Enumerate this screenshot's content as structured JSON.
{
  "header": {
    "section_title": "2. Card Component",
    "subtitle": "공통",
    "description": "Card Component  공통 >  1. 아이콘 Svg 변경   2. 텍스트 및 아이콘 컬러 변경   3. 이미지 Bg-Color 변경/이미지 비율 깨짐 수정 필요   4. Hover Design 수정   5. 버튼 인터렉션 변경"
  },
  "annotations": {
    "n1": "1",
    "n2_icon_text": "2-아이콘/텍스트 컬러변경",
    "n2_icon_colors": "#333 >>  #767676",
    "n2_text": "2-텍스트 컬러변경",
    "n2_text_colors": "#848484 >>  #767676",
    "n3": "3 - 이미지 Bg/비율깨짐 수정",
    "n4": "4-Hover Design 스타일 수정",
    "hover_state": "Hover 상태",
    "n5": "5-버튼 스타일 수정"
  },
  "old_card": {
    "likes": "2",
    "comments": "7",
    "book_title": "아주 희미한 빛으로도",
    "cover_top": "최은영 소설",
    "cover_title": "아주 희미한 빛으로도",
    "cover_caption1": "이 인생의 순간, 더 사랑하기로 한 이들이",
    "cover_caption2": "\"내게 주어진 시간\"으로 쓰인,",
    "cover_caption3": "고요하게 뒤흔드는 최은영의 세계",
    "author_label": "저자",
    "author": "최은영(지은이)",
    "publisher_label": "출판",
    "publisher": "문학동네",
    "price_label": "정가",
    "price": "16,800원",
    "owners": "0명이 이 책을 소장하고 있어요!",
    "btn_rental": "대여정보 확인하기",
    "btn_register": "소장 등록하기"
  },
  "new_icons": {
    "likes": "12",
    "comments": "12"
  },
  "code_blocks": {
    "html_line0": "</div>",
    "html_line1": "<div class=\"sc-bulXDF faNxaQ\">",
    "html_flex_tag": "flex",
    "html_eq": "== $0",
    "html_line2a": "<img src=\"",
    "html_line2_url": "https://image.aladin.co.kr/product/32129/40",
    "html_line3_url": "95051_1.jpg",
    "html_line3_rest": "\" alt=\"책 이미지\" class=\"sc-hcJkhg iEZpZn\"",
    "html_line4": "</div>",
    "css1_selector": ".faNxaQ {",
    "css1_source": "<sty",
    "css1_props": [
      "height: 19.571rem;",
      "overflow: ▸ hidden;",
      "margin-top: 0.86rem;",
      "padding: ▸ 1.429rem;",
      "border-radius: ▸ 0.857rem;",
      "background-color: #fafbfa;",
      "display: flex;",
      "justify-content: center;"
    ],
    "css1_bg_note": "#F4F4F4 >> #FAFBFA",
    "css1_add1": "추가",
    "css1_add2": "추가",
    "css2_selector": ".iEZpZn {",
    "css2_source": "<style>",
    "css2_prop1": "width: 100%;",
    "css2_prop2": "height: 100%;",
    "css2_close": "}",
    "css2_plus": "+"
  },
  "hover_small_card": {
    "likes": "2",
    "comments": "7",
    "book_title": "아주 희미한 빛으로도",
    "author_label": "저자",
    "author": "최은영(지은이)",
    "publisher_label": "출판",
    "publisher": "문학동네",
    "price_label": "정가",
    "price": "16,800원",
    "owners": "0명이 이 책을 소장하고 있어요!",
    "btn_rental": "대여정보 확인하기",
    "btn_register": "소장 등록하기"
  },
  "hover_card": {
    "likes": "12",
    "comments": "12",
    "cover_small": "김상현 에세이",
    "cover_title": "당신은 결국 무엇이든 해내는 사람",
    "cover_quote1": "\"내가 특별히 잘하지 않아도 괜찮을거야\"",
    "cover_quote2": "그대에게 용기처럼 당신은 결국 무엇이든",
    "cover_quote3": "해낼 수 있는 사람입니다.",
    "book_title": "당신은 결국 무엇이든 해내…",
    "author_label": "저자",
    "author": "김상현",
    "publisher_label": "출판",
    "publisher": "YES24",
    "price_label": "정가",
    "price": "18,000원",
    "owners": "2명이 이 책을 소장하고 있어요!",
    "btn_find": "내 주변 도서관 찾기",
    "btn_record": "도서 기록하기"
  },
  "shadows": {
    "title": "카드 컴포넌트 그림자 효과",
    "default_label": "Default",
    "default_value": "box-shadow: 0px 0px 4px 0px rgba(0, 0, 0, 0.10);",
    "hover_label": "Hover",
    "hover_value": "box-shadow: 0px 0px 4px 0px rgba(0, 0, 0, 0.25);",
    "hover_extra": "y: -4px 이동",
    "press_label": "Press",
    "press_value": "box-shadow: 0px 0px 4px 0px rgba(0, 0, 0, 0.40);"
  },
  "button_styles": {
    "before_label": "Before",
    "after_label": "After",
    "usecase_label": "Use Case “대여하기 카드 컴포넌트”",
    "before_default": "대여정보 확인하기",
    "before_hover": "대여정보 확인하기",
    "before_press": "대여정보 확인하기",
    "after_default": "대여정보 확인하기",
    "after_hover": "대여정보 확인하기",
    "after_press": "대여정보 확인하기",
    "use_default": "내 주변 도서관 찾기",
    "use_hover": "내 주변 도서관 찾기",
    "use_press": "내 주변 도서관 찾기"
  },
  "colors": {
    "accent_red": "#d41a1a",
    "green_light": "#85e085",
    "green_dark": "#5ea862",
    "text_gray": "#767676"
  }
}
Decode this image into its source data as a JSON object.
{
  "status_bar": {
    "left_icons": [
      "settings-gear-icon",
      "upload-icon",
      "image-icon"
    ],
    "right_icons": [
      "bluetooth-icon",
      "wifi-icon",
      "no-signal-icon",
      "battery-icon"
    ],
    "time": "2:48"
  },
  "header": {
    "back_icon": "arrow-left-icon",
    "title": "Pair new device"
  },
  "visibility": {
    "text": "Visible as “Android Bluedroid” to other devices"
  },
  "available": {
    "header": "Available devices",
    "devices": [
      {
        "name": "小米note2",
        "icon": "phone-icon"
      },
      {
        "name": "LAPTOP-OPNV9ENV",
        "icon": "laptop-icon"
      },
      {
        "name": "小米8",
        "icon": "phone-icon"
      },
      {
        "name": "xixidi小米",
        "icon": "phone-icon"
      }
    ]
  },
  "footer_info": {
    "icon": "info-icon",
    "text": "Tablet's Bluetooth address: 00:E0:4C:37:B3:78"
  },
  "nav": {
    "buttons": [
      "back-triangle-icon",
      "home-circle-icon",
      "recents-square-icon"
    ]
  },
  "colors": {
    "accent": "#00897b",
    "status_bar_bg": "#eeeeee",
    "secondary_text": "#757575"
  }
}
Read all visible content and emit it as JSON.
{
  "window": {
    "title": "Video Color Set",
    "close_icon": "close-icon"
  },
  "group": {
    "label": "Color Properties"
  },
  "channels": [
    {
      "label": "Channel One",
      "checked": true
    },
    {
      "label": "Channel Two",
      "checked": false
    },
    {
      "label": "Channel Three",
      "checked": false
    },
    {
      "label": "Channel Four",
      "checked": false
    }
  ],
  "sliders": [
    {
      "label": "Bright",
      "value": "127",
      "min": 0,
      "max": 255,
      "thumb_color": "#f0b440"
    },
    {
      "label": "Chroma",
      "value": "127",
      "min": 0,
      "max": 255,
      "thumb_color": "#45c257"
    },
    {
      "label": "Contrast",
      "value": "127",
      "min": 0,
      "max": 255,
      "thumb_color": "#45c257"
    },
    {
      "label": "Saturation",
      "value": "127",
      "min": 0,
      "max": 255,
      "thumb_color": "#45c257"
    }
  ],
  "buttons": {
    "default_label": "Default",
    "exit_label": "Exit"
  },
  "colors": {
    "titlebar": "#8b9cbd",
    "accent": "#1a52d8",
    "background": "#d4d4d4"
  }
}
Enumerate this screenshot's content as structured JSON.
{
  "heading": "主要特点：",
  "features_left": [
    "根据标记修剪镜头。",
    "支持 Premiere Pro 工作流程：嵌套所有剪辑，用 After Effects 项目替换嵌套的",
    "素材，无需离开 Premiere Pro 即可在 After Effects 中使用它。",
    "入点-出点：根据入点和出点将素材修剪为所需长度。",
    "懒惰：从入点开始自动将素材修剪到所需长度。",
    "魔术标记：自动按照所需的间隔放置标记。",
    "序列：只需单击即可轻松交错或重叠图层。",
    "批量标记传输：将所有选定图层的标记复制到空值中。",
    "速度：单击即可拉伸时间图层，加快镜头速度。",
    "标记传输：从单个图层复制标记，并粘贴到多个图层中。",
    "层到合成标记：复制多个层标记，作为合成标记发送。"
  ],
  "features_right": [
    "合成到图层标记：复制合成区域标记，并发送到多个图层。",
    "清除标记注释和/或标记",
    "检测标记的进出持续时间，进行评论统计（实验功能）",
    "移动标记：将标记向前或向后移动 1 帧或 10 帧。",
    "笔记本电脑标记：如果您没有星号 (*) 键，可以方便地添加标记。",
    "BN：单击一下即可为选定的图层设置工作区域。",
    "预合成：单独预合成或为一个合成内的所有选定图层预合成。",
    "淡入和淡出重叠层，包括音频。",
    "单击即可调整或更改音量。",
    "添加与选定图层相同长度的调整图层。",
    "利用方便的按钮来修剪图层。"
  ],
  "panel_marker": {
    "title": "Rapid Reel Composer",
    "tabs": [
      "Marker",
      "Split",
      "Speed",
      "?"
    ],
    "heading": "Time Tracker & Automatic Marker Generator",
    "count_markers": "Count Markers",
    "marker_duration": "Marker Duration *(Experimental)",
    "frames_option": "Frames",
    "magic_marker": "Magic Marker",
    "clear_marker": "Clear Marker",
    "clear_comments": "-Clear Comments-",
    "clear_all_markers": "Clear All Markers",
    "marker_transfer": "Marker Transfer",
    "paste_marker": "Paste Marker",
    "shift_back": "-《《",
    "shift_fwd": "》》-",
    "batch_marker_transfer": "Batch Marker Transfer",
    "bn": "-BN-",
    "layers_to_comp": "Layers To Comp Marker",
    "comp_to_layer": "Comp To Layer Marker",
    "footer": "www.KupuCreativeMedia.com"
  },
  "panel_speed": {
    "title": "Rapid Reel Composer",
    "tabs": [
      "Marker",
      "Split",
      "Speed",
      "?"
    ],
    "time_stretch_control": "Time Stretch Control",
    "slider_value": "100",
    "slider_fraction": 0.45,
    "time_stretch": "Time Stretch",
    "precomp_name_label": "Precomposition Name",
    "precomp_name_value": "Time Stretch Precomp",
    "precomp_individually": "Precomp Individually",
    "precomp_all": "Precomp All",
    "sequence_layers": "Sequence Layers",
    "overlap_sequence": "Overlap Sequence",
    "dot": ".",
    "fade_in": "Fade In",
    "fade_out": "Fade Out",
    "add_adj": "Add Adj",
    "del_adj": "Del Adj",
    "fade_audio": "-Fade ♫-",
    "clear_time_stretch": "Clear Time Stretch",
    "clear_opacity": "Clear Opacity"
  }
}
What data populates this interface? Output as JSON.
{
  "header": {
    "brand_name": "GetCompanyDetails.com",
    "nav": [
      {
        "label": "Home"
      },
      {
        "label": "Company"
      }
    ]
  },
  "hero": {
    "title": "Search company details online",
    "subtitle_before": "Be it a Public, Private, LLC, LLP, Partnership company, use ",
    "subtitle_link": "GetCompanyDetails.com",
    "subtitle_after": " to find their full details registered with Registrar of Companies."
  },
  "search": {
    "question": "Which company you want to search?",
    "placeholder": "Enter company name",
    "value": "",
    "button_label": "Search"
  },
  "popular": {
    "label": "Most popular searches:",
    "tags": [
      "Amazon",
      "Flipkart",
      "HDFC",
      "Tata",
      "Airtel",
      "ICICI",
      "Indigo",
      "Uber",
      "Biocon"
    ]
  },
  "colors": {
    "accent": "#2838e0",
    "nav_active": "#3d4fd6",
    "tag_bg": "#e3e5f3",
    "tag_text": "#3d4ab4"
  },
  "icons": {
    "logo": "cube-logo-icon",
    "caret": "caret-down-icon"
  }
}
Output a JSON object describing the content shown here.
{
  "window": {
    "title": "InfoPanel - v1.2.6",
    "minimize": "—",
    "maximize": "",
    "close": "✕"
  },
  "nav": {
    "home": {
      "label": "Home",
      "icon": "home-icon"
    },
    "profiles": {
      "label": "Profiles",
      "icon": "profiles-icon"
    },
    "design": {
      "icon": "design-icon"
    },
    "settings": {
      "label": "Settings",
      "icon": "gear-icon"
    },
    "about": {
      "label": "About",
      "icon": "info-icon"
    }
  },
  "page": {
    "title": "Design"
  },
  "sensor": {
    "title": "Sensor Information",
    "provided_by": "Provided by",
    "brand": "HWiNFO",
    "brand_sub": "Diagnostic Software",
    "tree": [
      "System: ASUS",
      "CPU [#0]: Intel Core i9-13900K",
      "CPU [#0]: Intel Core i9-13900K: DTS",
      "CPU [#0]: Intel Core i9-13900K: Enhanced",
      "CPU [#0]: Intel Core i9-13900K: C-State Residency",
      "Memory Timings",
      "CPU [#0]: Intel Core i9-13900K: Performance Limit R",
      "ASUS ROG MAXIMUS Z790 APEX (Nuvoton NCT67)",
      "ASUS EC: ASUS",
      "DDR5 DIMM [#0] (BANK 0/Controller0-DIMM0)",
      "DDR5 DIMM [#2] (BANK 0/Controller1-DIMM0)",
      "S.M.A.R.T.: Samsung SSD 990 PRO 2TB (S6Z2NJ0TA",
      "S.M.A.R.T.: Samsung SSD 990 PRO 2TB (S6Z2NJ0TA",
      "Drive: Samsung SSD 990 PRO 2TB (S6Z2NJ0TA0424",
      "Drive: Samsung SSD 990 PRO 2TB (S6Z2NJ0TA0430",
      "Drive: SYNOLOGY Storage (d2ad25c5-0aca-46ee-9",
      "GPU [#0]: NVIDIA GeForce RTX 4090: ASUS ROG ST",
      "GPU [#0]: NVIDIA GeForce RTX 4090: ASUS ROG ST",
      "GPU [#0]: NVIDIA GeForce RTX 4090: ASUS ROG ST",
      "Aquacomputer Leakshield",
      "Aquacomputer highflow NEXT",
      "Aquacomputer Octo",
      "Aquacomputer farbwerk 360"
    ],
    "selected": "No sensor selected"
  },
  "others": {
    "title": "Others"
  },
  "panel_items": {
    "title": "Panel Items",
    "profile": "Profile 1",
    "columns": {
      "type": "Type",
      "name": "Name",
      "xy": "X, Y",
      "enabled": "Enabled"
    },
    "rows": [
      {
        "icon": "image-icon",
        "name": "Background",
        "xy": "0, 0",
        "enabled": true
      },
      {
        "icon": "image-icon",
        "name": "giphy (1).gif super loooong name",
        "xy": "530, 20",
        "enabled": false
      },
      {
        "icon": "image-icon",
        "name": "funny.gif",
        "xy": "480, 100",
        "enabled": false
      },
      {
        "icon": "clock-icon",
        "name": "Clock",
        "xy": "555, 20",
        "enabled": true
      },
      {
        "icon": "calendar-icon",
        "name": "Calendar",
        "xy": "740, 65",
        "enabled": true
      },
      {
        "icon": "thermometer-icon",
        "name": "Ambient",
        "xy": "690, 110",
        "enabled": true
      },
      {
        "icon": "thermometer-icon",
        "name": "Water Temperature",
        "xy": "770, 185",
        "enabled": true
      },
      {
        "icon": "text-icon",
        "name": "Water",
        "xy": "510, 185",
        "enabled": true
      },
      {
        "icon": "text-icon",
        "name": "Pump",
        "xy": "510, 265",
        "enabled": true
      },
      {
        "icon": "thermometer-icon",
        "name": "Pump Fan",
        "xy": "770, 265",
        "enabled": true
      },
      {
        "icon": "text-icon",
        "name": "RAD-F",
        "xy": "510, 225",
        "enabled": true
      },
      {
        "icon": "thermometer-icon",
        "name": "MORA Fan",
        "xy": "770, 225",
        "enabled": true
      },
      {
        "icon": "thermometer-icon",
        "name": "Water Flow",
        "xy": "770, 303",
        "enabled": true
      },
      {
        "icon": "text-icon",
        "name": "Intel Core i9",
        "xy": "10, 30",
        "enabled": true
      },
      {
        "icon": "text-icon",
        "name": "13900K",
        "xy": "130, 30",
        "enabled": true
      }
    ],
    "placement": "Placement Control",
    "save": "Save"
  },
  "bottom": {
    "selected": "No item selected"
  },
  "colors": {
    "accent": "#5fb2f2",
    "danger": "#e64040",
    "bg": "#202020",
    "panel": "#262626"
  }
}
——
**Exercise details:**
Reproduce each line of the material containing the word "data".

**Written answer:**
Decode this image into its source data as a JSON object.
What data populates this interface? Output as JSON.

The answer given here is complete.